## Exercise prompt:
Copy everything from the first line down to the line containing "y-tick-label: 0% [30,635,106,691]", swapping "legend-label" for "legend-text" and leaving the rest unchanged; give only those lines.

## Exercise data:

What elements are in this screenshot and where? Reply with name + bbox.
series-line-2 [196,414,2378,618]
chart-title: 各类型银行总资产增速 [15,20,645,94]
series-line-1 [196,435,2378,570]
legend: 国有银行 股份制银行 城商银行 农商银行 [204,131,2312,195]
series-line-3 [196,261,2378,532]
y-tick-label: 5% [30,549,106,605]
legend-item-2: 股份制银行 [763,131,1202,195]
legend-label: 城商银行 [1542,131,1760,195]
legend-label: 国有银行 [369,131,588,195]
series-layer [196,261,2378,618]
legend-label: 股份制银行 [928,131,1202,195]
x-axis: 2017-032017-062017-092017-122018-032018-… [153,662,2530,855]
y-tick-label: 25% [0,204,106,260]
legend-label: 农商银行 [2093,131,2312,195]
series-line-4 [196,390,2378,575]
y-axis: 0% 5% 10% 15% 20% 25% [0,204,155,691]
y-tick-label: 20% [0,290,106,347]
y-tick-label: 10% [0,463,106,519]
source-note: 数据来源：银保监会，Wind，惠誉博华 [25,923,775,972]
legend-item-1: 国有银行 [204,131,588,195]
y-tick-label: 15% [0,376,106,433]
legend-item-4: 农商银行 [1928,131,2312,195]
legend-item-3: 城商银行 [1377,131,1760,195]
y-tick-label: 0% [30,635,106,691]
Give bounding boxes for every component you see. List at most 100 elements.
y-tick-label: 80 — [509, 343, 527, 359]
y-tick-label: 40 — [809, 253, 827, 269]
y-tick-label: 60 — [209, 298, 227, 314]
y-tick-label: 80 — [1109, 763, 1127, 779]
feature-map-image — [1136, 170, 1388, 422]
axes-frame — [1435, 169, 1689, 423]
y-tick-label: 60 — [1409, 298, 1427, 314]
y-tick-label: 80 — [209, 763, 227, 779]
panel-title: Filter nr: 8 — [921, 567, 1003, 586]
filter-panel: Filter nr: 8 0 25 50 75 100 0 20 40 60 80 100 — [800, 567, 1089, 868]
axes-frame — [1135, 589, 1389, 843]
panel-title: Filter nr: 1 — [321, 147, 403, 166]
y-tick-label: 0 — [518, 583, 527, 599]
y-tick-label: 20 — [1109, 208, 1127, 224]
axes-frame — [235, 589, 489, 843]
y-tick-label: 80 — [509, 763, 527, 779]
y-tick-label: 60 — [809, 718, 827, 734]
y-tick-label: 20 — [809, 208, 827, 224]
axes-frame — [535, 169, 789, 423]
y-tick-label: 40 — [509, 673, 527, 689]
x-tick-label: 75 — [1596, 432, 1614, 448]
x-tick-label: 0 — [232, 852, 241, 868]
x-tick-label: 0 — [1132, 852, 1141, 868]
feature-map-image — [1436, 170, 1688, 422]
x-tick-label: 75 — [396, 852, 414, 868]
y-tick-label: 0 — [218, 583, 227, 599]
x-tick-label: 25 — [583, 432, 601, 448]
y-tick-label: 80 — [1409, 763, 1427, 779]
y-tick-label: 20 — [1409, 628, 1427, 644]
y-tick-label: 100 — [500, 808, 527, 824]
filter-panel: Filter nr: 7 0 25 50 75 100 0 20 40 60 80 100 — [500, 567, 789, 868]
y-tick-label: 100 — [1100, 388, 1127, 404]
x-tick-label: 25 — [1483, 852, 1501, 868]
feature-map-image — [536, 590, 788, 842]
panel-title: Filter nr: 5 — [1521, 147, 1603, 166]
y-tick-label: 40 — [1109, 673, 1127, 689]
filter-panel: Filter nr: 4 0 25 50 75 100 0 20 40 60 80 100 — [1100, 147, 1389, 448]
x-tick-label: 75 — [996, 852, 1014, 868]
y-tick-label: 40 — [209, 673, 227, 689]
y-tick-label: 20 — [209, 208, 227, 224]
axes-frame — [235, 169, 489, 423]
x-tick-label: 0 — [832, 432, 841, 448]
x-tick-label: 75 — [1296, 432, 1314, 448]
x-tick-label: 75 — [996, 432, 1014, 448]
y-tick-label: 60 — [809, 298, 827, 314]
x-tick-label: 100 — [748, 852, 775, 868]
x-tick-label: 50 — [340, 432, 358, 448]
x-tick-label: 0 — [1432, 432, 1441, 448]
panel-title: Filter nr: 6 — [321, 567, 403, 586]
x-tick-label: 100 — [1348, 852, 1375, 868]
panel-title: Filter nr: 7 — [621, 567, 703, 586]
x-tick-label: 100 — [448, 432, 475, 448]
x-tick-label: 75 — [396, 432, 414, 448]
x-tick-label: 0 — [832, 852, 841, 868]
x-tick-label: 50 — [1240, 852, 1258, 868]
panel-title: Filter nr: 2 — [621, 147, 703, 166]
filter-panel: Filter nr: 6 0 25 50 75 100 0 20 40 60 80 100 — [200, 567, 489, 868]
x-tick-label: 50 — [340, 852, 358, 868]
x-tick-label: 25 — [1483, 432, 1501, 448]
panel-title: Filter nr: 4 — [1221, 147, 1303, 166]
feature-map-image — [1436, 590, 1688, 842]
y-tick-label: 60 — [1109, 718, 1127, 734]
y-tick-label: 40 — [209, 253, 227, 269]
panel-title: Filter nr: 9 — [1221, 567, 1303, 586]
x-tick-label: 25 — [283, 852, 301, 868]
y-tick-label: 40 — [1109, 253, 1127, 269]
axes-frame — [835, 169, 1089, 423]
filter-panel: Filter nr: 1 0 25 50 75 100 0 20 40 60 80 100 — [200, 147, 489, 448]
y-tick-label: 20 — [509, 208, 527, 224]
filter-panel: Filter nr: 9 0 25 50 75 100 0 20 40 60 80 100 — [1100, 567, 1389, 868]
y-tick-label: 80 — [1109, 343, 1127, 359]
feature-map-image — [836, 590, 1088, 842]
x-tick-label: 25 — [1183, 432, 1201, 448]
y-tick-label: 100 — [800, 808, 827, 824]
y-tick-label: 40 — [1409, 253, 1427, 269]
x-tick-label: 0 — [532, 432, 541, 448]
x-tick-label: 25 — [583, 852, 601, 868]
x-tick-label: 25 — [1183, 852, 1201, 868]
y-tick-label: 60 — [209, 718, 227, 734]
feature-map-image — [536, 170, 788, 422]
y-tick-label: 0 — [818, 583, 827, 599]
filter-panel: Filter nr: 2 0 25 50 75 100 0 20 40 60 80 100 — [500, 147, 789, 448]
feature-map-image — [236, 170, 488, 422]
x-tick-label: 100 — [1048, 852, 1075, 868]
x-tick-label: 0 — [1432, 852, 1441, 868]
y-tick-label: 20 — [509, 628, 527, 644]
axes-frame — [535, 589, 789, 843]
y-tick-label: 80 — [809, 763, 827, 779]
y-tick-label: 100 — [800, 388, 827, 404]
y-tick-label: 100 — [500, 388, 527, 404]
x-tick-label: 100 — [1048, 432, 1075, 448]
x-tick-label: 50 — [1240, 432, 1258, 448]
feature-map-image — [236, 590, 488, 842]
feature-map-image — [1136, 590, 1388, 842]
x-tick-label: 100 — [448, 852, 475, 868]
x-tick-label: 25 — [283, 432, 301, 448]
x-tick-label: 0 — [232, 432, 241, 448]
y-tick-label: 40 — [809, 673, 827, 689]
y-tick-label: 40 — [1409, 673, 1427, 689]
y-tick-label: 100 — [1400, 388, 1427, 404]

## Written reply:
What elements are in this screenshot and where? Reply with name + bbox.
series-line-2 [196,414,2378,618]
chart-title: 各类型银行总资产增速 [15,20,645,94]
series-line-1 [196,435,2378,570]
legend: 国有银行 股份制银行 城商银行 农商银行 [204,131,2312,195]
series-line-3 [196,261,2378,532]
y-tick-label: 5% [30,549,106,605]
legend-item-2: 股份制银行 [763,131,1202,195]
legend-text: 城商银行 [1542,131,1760,195]
legend-text: 国有银行 [369,131,588,195]
series-layer [196,261,2378,618]
legend-text: 股份制银行 [928,131,1202,195]
x-axis: 2017-032017-062017-092017-122018-032018-… [153,662,2530,855]
y-tick-label: 25% [0,204,106,260]
legend-text: 农商银行 [2093,131,2312,195]
series-line-4 [196,390,2378,575]
y-axis: 0% 5% 10% 15% 20% 25% [0,204,155,691]
y-tick-label: 20% [0,290,106,347]
y-tick-label: 10% [0,463,106,519]
source-note: 数据来源：银保监会，Wind，惠誉博华 [25,923,775,972]
legend-item-1: 国有银行 [204,131,588,195]
y-tick-label: 15% [0,376,106,433]
legend-item-4: 农商银行 [1928,131,2312,195]
legend-item-3: 城商银行 [1377,131,1760,195]
y-tick-label: 0% [30,635,106,691]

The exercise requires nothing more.